=== WRITTEN PROBLEM ===
Find the lines with the string "JSON" and return them.

+++ THE INPUT +++

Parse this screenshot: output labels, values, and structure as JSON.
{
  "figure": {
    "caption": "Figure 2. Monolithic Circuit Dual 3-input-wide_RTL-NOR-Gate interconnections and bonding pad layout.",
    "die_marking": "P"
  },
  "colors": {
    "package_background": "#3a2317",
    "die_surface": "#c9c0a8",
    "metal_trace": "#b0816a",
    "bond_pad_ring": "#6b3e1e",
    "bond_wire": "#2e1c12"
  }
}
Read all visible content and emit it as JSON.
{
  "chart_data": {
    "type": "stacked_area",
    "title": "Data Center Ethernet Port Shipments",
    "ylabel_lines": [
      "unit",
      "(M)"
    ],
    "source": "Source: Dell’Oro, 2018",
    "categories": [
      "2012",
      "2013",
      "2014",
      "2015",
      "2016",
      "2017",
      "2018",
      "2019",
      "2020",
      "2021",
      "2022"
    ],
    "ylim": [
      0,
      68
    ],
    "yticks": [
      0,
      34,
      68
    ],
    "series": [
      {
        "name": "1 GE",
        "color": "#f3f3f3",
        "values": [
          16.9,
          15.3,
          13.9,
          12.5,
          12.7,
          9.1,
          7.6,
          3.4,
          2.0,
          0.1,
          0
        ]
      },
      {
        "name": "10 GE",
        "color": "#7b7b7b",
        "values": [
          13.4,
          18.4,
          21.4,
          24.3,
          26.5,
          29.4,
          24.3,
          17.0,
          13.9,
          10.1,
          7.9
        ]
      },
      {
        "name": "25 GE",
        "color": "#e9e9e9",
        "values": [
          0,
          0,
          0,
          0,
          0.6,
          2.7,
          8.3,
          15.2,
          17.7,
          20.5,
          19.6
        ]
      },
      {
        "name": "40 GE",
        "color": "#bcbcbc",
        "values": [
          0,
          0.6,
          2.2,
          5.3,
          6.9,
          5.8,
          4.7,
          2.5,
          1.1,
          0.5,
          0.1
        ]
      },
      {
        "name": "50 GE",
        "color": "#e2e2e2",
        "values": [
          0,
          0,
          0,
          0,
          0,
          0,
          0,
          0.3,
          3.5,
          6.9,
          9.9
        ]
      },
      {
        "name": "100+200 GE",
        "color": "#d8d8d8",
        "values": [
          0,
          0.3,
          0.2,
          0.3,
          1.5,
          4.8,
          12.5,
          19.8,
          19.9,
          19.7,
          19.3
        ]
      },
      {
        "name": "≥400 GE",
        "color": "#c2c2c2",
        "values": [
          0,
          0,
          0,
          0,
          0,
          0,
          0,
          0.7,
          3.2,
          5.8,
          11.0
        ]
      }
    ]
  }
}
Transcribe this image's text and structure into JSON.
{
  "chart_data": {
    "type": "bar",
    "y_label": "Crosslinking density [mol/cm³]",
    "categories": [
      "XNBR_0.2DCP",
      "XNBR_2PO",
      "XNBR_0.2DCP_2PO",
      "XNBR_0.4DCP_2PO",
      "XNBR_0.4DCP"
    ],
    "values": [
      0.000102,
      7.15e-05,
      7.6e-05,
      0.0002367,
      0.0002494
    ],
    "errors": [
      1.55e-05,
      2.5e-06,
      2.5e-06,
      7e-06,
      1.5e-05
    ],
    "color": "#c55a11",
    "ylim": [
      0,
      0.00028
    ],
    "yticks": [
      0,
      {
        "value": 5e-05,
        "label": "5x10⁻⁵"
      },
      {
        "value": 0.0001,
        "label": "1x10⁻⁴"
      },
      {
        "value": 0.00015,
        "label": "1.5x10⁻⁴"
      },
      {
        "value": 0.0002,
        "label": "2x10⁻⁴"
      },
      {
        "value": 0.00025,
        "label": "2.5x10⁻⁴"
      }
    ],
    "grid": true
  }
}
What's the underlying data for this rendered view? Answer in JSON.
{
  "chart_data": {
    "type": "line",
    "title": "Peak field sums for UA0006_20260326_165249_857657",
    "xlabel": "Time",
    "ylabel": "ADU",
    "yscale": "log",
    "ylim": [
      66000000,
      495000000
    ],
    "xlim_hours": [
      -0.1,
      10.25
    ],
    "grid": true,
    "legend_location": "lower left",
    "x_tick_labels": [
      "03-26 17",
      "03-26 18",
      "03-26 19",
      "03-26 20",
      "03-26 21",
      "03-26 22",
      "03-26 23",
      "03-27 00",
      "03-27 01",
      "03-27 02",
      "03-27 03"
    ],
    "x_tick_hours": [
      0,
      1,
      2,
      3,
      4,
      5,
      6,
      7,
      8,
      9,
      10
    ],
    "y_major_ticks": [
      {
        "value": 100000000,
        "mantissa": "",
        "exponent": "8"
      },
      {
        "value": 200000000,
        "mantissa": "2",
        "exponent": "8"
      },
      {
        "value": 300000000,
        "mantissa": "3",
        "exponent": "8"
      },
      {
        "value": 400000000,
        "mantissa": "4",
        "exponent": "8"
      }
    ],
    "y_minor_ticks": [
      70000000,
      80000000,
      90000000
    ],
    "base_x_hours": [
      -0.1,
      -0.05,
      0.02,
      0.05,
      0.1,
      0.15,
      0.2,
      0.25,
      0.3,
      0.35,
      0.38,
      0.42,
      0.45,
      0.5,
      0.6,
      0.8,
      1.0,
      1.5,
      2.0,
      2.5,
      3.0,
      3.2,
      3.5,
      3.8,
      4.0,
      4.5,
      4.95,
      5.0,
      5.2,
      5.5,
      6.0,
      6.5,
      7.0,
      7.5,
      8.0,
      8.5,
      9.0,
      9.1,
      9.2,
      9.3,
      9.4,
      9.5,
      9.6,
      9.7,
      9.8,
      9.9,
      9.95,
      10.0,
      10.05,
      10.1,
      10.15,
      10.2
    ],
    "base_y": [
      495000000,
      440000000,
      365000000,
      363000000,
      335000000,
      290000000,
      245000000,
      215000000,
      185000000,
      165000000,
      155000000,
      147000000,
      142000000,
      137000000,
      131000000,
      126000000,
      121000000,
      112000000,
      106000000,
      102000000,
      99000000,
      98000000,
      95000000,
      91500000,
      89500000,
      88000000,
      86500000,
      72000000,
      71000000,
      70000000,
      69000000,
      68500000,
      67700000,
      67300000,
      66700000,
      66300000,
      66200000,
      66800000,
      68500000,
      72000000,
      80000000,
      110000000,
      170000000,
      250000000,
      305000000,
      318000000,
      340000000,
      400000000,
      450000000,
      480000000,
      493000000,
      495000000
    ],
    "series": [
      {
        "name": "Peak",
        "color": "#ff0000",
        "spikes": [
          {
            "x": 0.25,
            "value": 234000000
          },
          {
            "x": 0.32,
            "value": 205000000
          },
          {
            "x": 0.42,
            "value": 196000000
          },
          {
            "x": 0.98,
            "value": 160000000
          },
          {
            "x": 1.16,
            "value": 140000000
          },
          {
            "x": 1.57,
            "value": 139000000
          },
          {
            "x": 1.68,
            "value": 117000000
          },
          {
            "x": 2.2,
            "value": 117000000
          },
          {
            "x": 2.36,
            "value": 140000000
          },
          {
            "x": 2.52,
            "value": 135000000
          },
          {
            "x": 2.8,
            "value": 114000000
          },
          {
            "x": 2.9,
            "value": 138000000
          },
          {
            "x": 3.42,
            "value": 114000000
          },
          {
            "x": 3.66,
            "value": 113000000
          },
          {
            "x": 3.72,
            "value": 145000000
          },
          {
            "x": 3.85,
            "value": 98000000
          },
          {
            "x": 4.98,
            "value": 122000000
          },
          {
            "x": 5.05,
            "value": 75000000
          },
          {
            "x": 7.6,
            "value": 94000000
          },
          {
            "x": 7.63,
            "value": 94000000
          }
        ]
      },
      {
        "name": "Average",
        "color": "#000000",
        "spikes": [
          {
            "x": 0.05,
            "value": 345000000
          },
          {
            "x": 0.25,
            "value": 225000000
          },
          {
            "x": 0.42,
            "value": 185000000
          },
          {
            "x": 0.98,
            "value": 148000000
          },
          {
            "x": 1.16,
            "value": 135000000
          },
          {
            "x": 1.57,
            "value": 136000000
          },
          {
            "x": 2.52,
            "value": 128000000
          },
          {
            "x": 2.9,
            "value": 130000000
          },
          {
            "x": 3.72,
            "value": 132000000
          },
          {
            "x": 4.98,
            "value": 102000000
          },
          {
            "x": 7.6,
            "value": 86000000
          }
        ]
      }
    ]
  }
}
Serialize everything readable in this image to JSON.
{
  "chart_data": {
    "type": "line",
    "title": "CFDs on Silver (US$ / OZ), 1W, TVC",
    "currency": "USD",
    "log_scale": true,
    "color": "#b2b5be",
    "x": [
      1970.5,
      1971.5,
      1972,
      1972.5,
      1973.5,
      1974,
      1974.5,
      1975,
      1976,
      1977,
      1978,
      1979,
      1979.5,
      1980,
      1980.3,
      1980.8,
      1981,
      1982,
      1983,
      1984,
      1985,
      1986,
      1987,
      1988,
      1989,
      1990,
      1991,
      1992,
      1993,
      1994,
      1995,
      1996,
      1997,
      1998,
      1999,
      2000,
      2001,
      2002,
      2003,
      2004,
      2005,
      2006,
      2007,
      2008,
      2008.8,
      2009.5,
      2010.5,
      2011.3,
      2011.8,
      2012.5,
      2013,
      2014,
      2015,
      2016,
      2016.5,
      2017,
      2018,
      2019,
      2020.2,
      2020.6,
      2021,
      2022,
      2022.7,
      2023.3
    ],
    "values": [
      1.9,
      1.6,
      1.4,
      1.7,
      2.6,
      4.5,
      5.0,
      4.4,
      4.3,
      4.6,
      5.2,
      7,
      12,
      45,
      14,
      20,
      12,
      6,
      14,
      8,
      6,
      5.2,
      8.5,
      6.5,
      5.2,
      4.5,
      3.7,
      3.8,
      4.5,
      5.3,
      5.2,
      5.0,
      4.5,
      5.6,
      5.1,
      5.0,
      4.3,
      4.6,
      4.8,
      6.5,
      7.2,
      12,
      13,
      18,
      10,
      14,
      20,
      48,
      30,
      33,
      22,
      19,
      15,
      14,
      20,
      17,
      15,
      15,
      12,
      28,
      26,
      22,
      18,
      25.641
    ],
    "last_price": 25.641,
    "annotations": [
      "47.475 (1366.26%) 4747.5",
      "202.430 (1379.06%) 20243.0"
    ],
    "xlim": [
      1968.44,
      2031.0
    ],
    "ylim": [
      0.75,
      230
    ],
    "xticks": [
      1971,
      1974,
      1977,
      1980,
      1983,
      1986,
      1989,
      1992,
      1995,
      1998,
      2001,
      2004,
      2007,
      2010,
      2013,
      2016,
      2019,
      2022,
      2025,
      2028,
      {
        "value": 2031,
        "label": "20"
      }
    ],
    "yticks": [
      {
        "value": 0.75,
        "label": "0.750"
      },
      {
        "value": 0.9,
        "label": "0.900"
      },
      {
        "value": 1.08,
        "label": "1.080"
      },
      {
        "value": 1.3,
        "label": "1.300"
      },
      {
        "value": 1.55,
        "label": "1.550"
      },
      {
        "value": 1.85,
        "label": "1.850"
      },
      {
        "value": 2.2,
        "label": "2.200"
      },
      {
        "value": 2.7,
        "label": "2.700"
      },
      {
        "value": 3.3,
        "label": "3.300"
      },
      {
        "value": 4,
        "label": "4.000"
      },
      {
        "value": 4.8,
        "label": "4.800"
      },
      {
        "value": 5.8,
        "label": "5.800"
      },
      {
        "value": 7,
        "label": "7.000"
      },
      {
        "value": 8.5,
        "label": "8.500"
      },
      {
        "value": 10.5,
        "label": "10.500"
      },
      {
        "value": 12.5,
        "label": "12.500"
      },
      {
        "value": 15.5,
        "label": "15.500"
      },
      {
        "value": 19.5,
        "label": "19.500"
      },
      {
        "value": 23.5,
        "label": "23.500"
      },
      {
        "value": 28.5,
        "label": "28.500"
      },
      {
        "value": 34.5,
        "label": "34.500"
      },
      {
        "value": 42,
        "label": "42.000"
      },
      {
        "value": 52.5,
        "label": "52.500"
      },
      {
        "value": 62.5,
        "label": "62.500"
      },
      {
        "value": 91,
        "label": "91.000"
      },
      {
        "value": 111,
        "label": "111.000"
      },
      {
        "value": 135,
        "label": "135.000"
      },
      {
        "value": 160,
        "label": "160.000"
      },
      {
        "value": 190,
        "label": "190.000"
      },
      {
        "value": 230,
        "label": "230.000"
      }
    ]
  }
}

+++

=== ANSWER TO THE TASK ===
Parse this screenshot: output labels, values, and structure as JSON.
Read all visible content and emit it as JSON.
Transcribe this image's text and structure into JSON.
What's the underlying data for this rendered view? Answer in JSON.
Serialize everything readable in this image to JSON.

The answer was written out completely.